## Begin Recorded data

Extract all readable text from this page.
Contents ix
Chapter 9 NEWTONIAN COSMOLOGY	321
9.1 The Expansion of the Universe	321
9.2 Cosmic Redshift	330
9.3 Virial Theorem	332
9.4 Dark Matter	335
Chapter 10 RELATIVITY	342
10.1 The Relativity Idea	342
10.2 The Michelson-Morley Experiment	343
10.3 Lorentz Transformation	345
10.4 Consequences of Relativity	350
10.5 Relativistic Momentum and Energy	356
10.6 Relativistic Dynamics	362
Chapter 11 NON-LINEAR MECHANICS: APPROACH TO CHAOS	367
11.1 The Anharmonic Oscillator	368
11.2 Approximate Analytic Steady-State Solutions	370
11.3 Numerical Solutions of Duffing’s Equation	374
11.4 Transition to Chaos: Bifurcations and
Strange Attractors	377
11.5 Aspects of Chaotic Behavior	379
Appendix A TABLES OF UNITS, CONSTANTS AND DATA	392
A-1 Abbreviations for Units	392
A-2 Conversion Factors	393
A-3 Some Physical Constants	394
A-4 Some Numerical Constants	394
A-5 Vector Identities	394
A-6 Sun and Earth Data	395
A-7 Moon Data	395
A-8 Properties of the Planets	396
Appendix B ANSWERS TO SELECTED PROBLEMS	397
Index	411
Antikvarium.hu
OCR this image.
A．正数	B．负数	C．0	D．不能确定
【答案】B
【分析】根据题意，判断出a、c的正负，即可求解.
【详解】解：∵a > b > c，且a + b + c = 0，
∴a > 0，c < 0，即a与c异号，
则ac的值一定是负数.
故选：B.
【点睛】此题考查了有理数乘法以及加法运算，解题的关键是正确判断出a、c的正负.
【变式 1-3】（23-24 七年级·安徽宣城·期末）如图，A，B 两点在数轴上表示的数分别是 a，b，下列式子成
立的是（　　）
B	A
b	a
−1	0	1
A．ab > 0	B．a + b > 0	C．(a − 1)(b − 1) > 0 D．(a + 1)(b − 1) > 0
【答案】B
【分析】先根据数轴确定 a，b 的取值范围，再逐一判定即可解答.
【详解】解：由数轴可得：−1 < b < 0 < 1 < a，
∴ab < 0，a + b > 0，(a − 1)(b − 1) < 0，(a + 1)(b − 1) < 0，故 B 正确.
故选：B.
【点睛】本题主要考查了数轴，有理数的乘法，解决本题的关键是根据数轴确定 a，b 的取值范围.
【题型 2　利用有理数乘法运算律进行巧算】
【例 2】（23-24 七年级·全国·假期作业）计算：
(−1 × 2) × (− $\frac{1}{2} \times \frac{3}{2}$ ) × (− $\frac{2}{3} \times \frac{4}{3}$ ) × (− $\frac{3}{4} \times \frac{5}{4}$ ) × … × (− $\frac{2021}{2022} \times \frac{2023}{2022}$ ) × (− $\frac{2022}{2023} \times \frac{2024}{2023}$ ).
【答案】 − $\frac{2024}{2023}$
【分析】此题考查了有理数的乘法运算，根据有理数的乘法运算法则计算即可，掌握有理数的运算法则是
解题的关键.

## End Recorded data

## Work to do:
Gather and copy every line of the data in which the string "的取值范围" is found.

## Task output:
【分析】先根据数轴确定 a，b 的取值范围，再逐一判定即可解答.
【点睛】本题主要考查了数轴，有理数的乘法，解决本题的关键是根据数轴确定 a，b 的取值范围.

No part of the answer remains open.